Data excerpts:
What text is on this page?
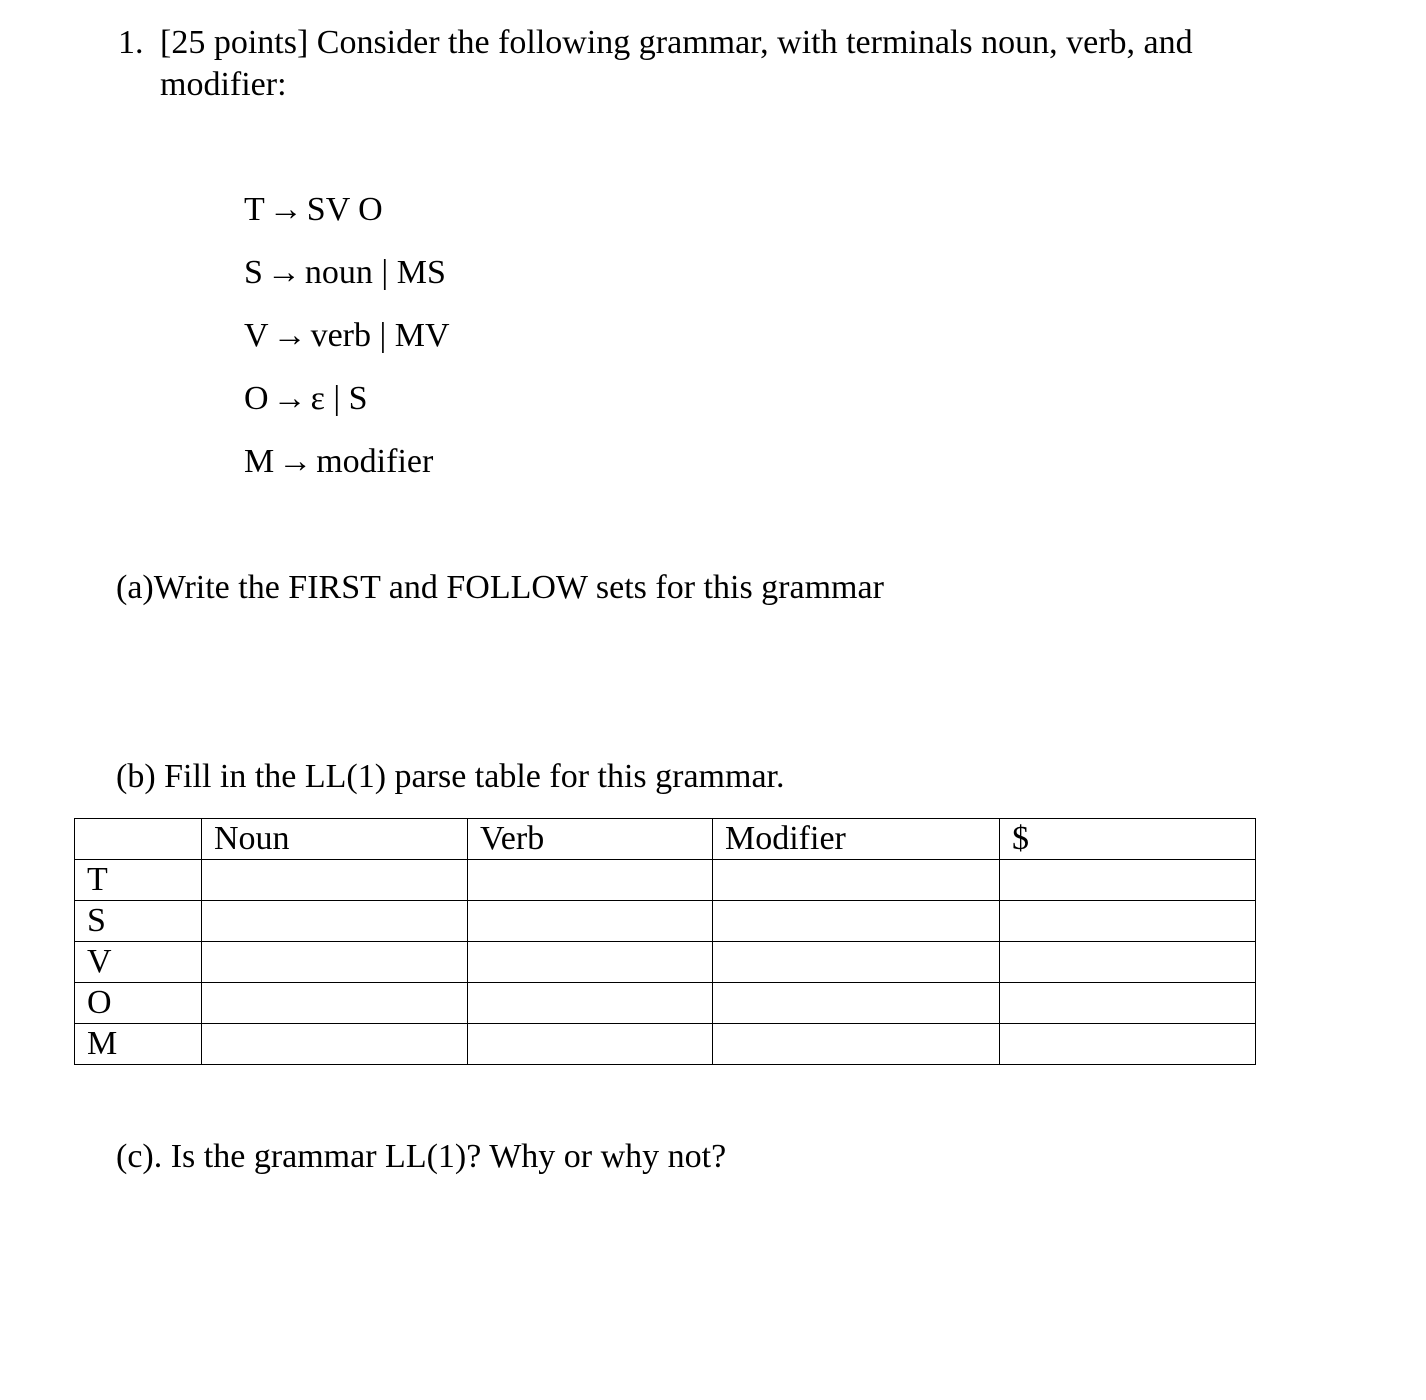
1. [25 points] Consider the following grammar, with terminals noun, verb, and modifier:
T → SV O
S → noun | MS
V → verb | MV
O → ε | S
M → modifier
(a)Write the FIRST and FOLLOW sets for this grammar
(b) Fill in the LL(1) parse table for this grammar.
	Noun	Verb	Modifier	$
T				
S				
V				
O				
M				
(c). Is the grammar LL(1)? Why or why not?
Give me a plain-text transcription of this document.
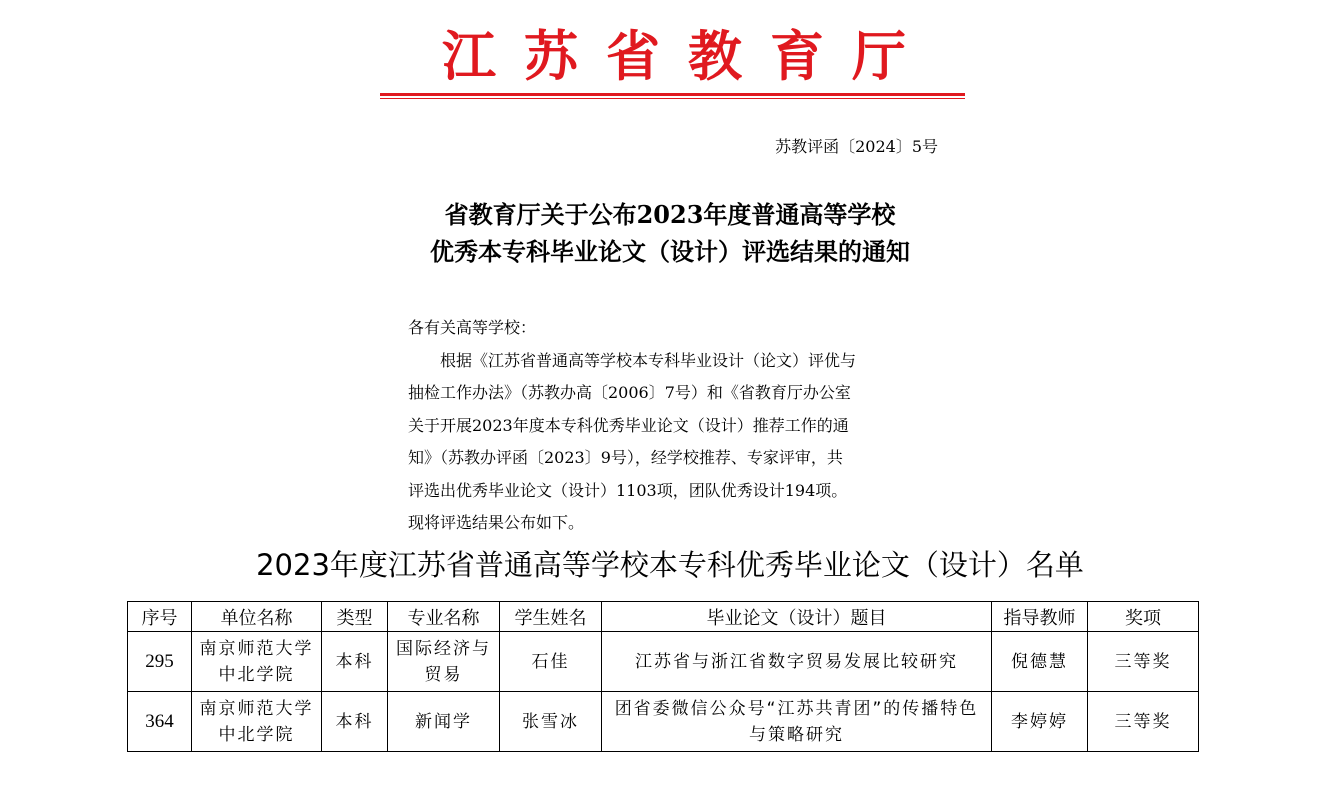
江苏省教育厅
苏教评函〔2024〕5号
省教育厅关于公布2023年度普通高等学校
优秀本专科毕业论文（设计）评选结果的通知
各有关高等学校：
　　根据《江苏省普通高等学校本专科毕业设计（论文）评优与
抽检工作办法》（苏教办高〔2006〕7号）和《省教育厅办公室
关于开展2023年度本专科优秀毕业论文（设计）推荐工作的通
知》（苏教办评函〔2023〕9号），经学校推荐、专家评审，共
评选出优秀毕业论文（设计）1103项，团队优秀设计194项。
现将评选结果公布如下。
2023年度江苏省普通高等学校本专科优秀毕业论文（设计）名单
序号	单位名称	类型	专业名称	学生姓名	毕业论文（设计）题目	指导教师	奖项
295	南京师范大学中北学院	本科	国际经济与贸易	石佳	江苏省与浙江省数字贸易发展比较研究	倪德慧	三等奖
364	南京师范大学中北学院	本科	新闻学	张雪冰	团省委微信公众号“江苏共青团”的传播特色与策略研究	李婷婷	三等奖
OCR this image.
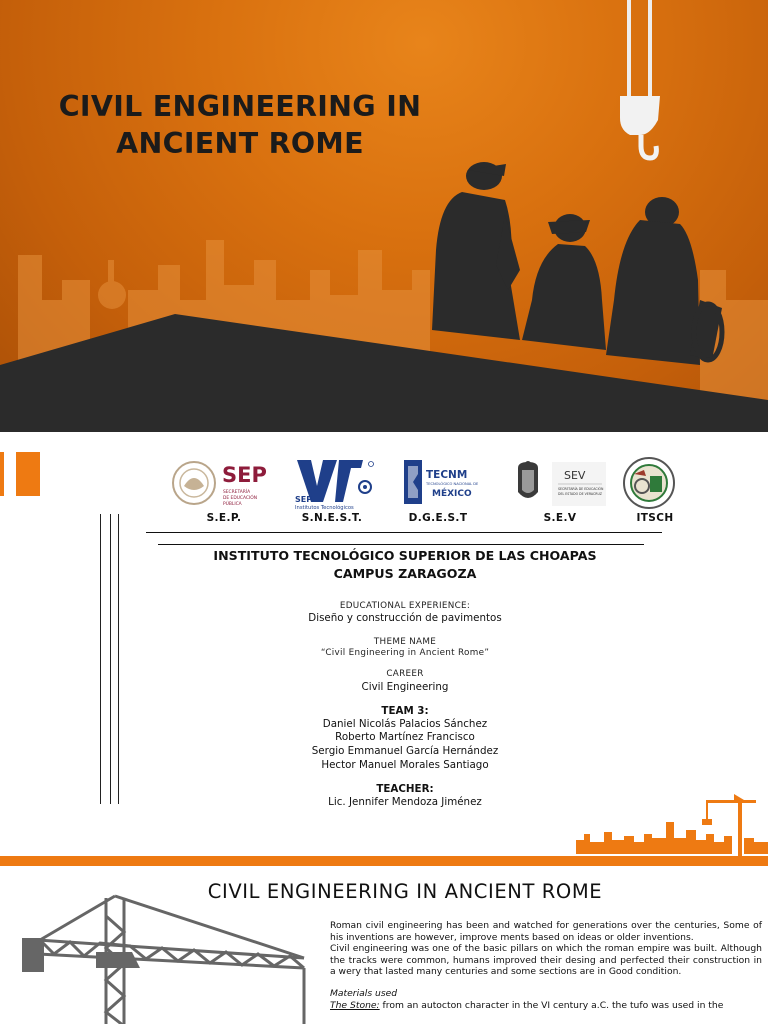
CIVIL ENGINEERING IN
ANCIENT ROME
SEP
SECRETARÍA
DE EDUCACIÓN
PÚBLICA
SEP
Institutos Tecnológicos
TECNM
TECNOLÓGICO NACIONAL DE
MÉXICO
SEV
SECRETARÍA DE EDUCACIÓN
DEL ESTADO DE VERACRUZ
S.E.P.	S.N.E.S.T.	D.G.E.S.T	S.E.V	ITSCH
INSTITUTO TECNOLÓGICO SUPERIOR DE LAS CHOAPAS
CAMPUS ZARAGOZA
EDUCATIONAL EXPERIENCE:
Diseño y construcción de pavimentos
THEME NAME
“Civil Engineering in Ancient Rome”
CAREER
Civil Engineering
TEAM 3:
Daniel Nicolás Palacios Sánchez
Roberto Martínez Francisco
Sergio Emmanuel García Hernández
Hector Manuel Morales Santiago
TEACHER:
Lic. Jennifer Mendoza Jiménez
CIVIL ENGINEERING IN ANCIENT ROME

Roman civil engineering has been and watched for generations over the centuries, Some of his inventions are however, improve ments based on ideas or older inventions.

Civil engineering was one of the basic pillars on which the roman empire was built. Although the tracks were common, humans improved their desing and perfected their construction in a wery that lasted many centuries and some sections are in Good condition.

Materials used

The Stone: from an autocton character in the VI century a.C. the tufo was used in the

• Goal of the exercise:
Exactly the lines from the one with "Give me a plain-text" through the end of the records should be written out, and only those. Pictures do not belong in the copy.

• Completed task:
Give me a plain-text transcription of this document.
江苏省教育厅
苏教评函〔2024〕5号
省教育厅关于公布2023年度普通高等学校
优秀本专科毕业论文（设计）评选结果的通知
各有关高等学校：
　　根据《江苏省普通高等学校本专科毕业设计（论文）评优与
抽检工作办法》（苏教办高〔2006〕7号）和《省教育厅办公室
关于开展2023年度本专科优秀毕业论文（设计）推荐工作的通
知》（苏教办评函〔2023〕9号），经学校推荐、专家评审，共
评选出优秀毕业论文（设计）1103项，团队优秀设计194项。
现将评选结果公布如下。
2023年度江苏省普通高等学校本专科优秀毕业论文（设计）名单
序号	单位名称	类型	专业名称	学生姓名	毕业论文（设计）题目	指导教师	奖项
295	南京师范大学中北学院	本科	国际经济与贸易	石佳	江苏省与浙江省数字贸易发展比较研究	倪德慧	三等奖
364	南京师范大学中北学院	本科	新闻学	张雪冰	团省委微信公众号“江苏共青团”的传播特色与策略研究	李婷婷	三等奖
OCR this image.
CIVIL ENGINEERING IN
ANCIENT ROME
SEP
SECRETARÍA
DE EDUCACIÓN
PÚBLICA
SEP
Institutos Tecnológicos
TECNM
TECNOLÓGICO NACIONAL DE
MÉXICO
SEV
SECRETARÍA DE EDUCACIÓN
DEL ESTADO DE VERACRUZ
S.E.P.	S.N.E.S.T.	D.G.E.S.T	S.E.V	ITSCH
INSTITUTO TECNOLÓGICO SUPERIOR DE LAS CHOAPAS
CAMPUS ZARAGOZA
EDUCATIONAL EXPERIENCE:
Diseño y construcción de pavimentos
THEME NAME
“Civil Engineering in Ancient Rome”
CAREER
Civil Engineering
TEAM 3:
Daniel Nicolás Palacios Sánchez
Roberto Martínez Francisco
Sergio Emmanuel García Hernández
Hector Manuel Morales Santiago
TEACHER:
Lic. Jennifer Mendoza Jiménez
CIVIL ENGINEERING IN ANCIENT ROME

Roman civil engineering has been and watched for generations over the centuries, Some of his inventions are however, improve ments based on ideas or older inventions.

Civil engineering was one of the basic pillars on which the roman empire was built. Although the tracks were common, humans improved their desing and perfected their construction in a wery that lasted many centuries and some sections are in Good condition.

Materials used

The Stone: from an autocton character in the VI century a.C. the tufo was used in the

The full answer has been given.